**THE TASK**
Rewrite the rows from the line containing "y-tick-label: 0.0060 <box>50" through the line containing "x-tick-label: 150 <box>1355 508" as a JSON list of strings, one string per line, leaving out any blank lines.

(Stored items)
──────────────────────────────

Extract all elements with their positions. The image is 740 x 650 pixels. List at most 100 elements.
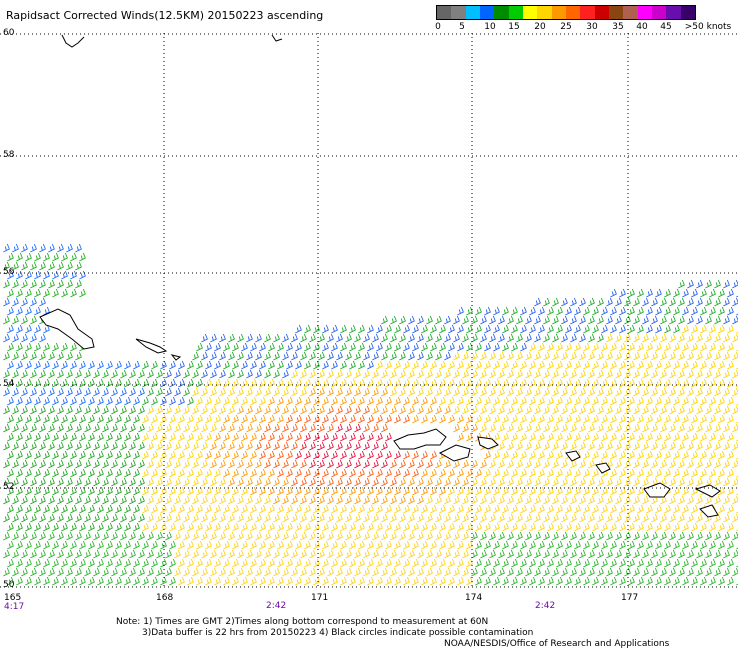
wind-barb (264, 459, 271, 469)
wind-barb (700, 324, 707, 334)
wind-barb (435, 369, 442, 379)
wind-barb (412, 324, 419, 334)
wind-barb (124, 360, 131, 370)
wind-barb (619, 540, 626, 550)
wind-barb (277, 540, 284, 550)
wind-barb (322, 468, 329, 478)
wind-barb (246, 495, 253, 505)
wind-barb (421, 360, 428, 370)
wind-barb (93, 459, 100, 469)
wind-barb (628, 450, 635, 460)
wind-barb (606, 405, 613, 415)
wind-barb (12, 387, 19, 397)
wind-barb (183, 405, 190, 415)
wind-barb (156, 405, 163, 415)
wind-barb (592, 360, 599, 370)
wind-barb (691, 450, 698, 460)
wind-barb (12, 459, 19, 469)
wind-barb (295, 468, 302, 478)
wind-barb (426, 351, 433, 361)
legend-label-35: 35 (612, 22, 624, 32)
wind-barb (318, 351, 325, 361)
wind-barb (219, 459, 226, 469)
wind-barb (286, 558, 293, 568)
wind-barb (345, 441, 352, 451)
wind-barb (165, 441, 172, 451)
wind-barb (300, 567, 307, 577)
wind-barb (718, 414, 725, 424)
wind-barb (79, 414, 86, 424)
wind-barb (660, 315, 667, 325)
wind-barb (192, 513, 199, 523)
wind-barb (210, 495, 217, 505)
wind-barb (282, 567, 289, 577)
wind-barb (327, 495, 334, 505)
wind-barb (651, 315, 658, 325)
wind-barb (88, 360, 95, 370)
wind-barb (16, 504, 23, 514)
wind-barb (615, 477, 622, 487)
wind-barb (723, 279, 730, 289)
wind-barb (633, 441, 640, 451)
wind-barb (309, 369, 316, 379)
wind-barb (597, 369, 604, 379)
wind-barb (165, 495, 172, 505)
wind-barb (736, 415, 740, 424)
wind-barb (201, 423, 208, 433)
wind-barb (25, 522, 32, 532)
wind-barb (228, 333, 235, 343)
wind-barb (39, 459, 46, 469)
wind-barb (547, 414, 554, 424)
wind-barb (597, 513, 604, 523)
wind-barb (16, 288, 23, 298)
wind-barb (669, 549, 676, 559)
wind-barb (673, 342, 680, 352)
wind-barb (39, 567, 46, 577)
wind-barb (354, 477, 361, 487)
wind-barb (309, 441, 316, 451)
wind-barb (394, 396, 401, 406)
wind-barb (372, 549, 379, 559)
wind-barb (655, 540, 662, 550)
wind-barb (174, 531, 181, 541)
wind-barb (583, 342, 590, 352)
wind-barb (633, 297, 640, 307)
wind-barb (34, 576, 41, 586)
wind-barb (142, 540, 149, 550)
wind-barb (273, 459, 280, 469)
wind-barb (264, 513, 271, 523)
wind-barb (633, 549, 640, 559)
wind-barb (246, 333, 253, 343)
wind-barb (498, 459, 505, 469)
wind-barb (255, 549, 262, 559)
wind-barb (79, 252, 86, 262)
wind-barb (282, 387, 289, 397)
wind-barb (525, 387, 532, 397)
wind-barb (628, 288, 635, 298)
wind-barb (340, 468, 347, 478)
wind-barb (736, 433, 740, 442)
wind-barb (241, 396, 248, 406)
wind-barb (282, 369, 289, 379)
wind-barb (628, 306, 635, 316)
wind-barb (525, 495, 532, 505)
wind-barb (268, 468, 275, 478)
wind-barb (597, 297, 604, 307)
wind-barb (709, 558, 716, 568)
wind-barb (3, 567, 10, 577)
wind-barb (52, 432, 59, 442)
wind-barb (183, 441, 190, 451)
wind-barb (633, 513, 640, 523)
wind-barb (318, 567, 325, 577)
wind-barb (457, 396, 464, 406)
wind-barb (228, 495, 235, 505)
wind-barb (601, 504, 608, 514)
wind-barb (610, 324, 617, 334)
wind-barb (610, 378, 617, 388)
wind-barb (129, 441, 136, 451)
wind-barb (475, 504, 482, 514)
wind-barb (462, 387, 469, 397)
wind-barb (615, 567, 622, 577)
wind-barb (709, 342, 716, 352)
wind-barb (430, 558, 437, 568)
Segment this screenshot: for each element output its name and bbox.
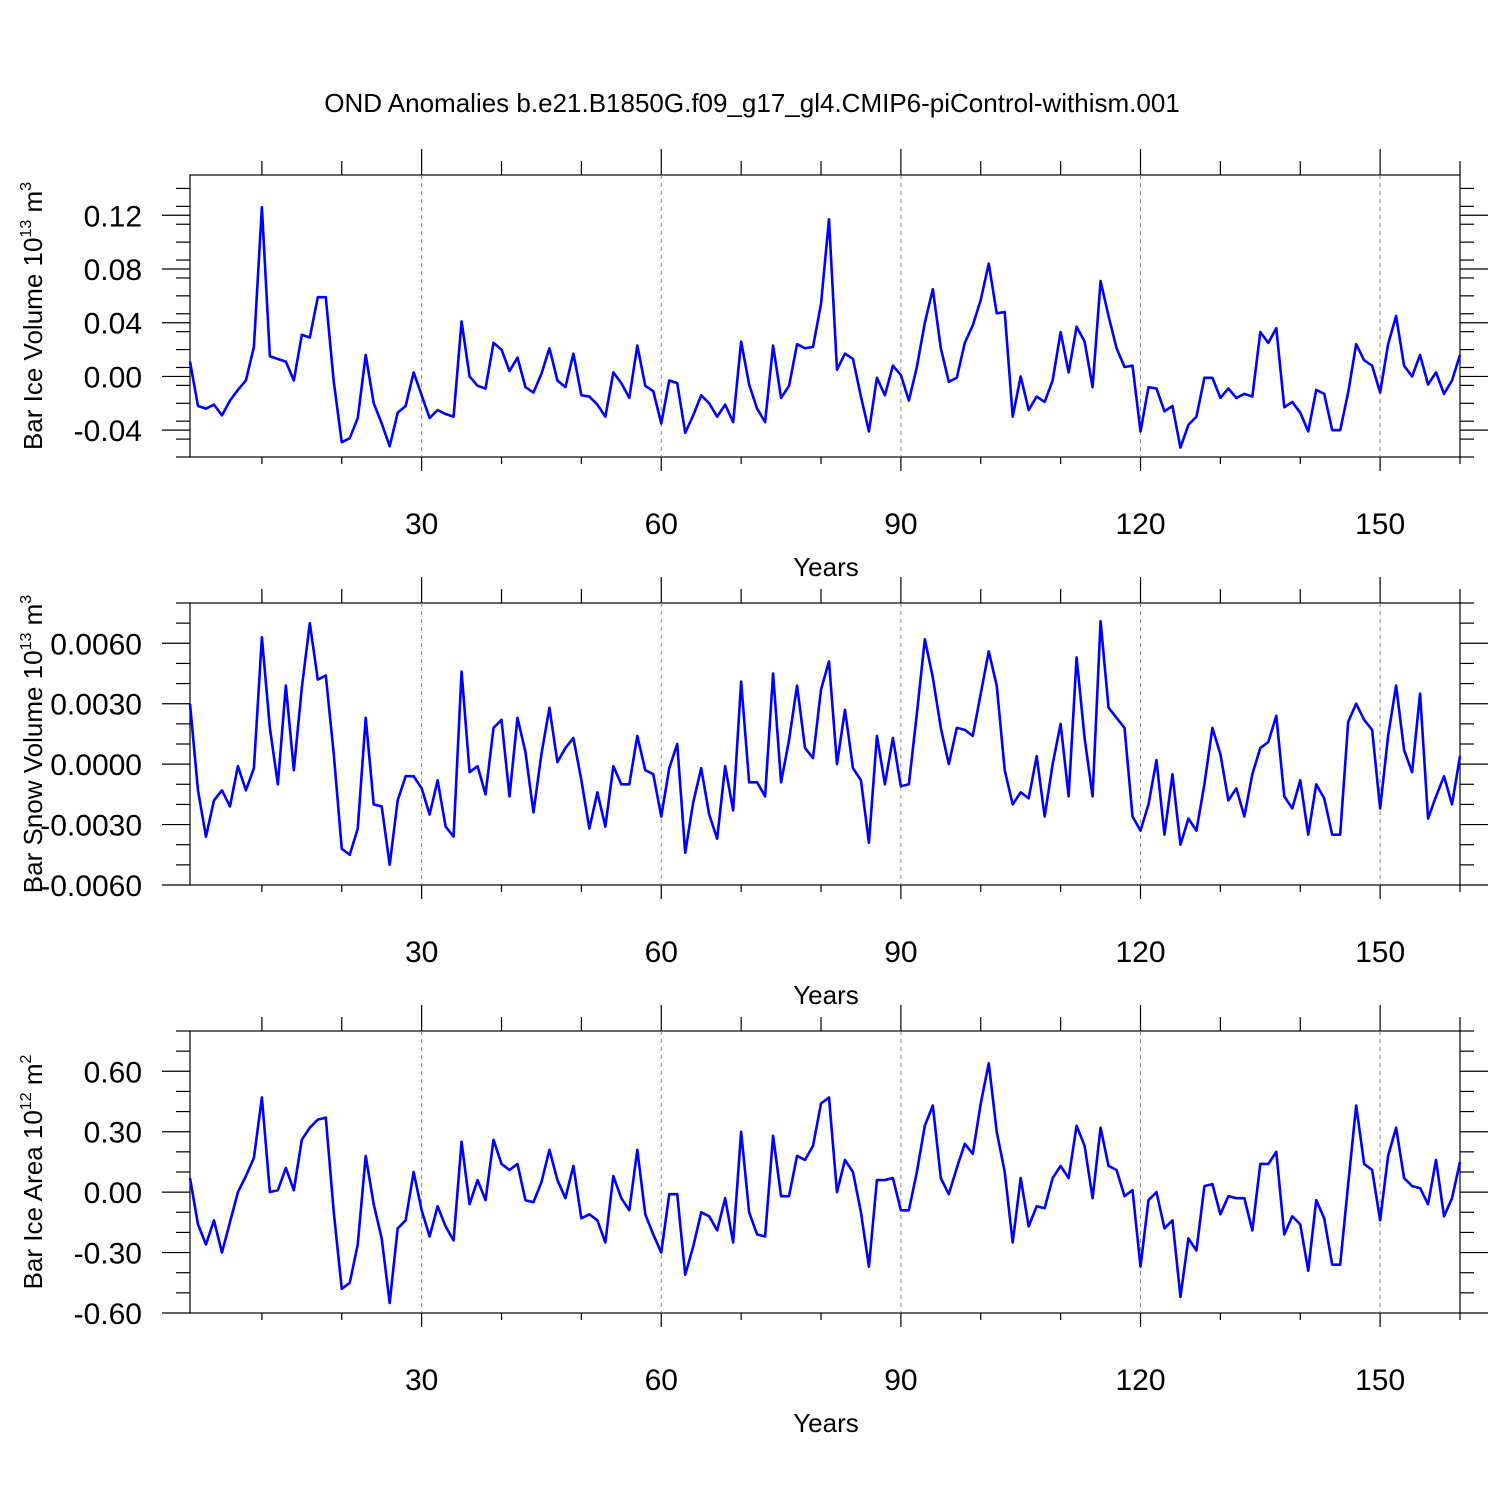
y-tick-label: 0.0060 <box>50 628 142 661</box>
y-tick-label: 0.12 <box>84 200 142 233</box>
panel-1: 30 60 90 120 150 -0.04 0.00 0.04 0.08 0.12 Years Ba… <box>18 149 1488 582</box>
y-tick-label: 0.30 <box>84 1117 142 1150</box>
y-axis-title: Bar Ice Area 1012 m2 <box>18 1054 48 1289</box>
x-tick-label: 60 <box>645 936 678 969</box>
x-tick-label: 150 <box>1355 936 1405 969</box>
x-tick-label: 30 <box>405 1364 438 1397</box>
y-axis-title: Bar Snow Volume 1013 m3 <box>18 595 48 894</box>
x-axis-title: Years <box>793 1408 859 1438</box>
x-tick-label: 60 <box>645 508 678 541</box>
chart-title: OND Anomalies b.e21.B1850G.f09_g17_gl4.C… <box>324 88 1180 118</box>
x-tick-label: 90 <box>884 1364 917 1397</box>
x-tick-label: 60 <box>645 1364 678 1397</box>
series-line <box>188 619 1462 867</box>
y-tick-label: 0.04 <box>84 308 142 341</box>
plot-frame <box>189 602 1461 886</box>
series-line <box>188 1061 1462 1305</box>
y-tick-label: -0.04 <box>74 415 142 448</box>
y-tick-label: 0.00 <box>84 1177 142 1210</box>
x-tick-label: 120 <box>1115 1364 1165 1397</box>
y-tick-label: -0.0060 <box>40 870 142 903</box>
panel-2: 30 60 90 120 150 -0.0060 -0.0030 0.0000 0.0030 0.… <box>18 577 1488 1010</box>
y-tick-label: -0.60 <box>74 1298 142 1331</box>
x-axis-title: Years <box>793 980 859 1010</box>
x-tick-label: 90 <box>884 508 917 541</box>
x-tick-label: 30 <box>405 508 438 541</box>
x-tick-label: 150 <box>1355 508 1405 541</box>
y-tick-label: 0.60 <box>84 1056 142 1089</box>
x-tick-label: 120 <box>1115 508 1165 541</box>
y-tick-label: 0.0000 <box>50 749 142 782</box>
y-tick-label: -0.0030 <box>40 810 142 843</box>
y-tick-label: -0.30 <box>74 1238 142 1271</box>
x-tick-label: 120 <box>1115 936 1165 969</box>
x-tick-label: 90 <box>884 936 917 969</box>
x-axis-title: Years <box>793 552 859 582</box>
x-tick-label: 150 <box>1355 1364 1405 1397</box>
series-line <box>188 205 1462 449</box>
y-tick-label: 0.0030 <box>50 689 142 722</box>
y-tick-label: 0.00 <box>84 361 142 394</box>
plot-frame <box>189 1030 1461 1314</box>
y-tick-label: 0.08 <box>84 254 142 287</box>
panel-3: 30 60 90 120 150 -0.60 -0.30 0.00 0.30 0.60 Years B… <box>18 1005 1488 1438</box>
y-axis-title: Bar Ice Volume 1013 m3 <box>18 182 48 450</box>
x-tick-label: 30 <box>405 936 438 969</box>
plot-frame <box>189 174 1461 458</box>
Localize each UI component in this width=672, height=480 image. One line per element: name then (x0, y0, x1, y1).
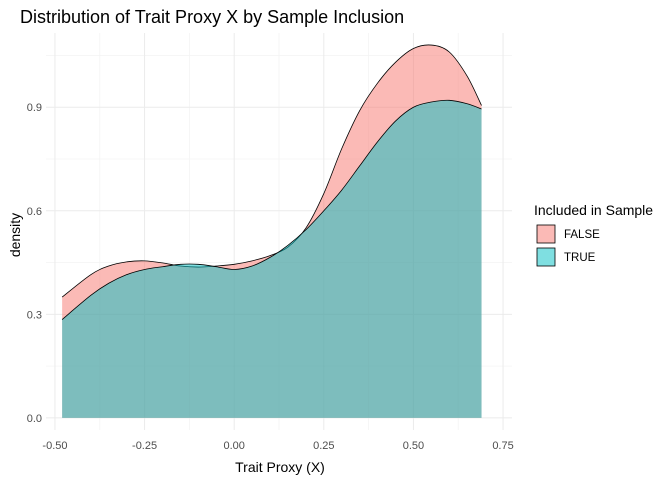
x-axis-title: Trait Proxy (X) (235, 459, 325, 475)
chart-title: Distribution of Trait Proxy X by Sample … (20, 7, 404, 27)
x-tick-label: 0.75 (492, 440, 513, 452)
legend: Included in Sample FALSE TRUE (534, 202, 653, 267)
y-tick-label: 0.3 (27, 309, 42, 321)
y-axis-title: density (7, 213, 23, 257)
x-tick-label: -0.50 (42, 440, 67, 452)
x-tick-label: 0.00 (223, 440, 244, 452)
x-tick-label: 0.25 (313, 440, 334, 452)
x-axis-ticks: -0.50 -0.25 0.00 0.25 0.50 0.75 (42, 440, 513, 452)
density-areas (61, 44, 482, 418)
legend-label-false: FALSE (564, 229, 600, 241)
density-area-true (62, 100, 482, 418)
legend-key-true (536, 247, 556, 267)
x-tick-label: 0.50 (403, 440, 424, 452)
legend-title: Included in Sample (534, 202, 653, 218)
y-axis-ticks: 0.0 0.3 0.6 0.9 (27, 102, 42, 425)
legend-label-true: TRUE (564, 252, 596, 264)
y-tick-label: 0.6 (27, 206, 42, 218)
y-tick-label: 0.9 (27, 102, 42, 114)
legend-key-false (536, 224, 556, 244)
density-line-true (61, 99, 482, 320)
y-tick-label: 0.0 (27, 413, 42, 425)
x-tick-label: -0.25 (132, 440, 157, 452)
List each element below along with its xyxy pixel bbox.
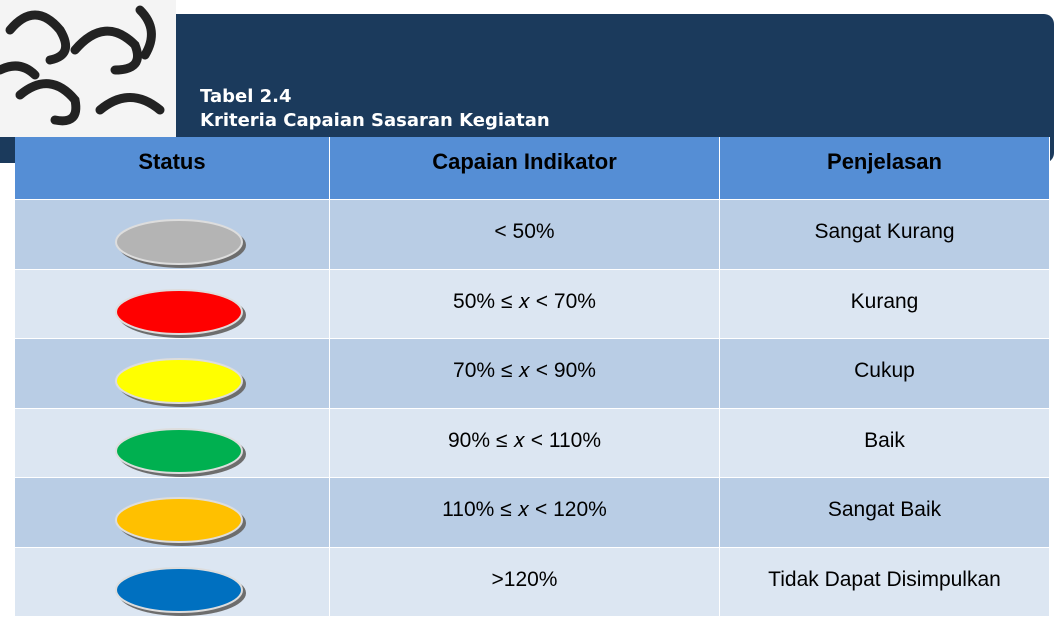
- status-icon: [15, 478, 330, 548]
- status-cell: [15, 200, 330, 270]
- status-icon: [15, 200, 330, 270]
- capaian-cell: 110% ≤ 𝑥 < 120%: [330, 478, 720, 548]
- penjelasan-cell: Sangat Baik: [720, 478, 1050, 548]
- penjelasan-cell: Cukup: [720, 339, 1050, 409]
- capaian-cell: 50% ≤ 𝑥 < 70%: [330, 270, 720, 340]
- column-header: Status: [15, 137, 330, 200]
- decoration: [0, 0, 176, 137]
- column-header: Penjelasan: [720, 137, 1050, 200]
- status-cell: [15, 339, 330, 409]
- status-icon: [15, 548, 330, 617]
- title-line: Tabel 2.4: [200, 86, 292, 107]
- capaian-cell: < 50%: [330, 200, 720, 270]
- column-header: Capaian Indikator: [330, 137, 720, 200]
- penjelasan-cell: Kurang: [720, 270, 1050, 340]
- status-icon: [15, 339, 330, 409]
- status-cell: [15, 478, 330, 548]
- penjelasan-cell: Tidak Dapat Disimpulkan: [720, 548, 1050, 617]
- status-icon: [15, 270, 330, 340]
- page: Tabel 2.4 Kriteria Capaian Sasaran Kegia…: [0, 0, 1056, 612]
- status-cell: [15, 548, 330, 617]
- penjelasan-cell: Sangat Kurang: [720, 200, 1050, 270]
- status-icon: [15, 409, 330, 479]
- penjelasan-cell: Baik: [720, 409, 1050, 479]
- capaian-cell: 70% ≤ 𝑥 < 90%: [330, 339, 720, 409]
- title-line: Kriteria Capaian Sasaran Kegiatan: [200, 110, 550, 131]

──────────────────────────────

**RESPONSE TO THE EXERCISE**
[
  "y-tick-label: 0.0060 <box>50 628 142 661</box>",
  "y-tick-label: 0.12 <box>84 200 142 233</box>",
  "panel-1: 30 60 90 120 150 -0.04 0.00 0.04 0.08 0.12 Years Ba… <box>18 149 1488 582</box>",
  "y-tick-label: 0.30 <box>84 1117 142 1150</box>",
  "y-axis-title: Bar Ice Area 1012 m2 <box>18 1054 48 1289</box>",
  "x-tick-label: 60 <box>645 936 678 969</box>",
  "x-tick-label: 150 <box>1355 936 1405 969</box>",
  "x-tick-label: 30 <box>405 1364 438 1397</box>",
  "y-axis-title: Bar Snow Volume 1013 m3 <box>18 595 48 894</box>",
  "x-axis-title: Years <box>793 1408 859 1438</box>",
  "x-tick-label: 60 <box>645 508 678 541</box>",
  "chart-title: OND Anomalies b.e21.B1850G.f09_g17_gl4.C… <box>324 88 1180 118</box>",
  "x-tick-label: 90 <box>884 1364 917 1397</box>",
  "x-tick-label: 60 <box>645 1364 678 1397</box>",
  "series-line <box>188 619 1462 867</box>",
  "y-tick-label: 0.04 <box>84 308 142 341</box>",
  "plot-frame <box>189 602 1461 886</box>",
  "series-line <box>188 1061 1462 1305</box>",
  "y-tick-label: -0.04 <box>74 415 142 448</box>",
  "y-tick-label: 0.00 <box>84 1177 142 1210</box>",
  "x-tick-label: 120 <box>1115 1364 1165 1397</box>",
  "y-tick-label: -0.0060 <box>40 870 142 903</box>",
  "panel-2: 30 60 90 120 150 -0.0060 -0.0030 0.0000 0.0030 0.… <box>18 577 1488 1010</box>",
  "y-tick-label: -0.60 <box>74 1298 142 1331</box>",
  "x-axis-title: Years <box>793 980 859 1010</box>",
  "x-tick-label: 90 <box>884 508 917 541</box>",
  "x-tick-label: 30 <box>405 508 438 541</box>",
  "x-tick-label: 150 <box>1355 508 1405 541</box>"
]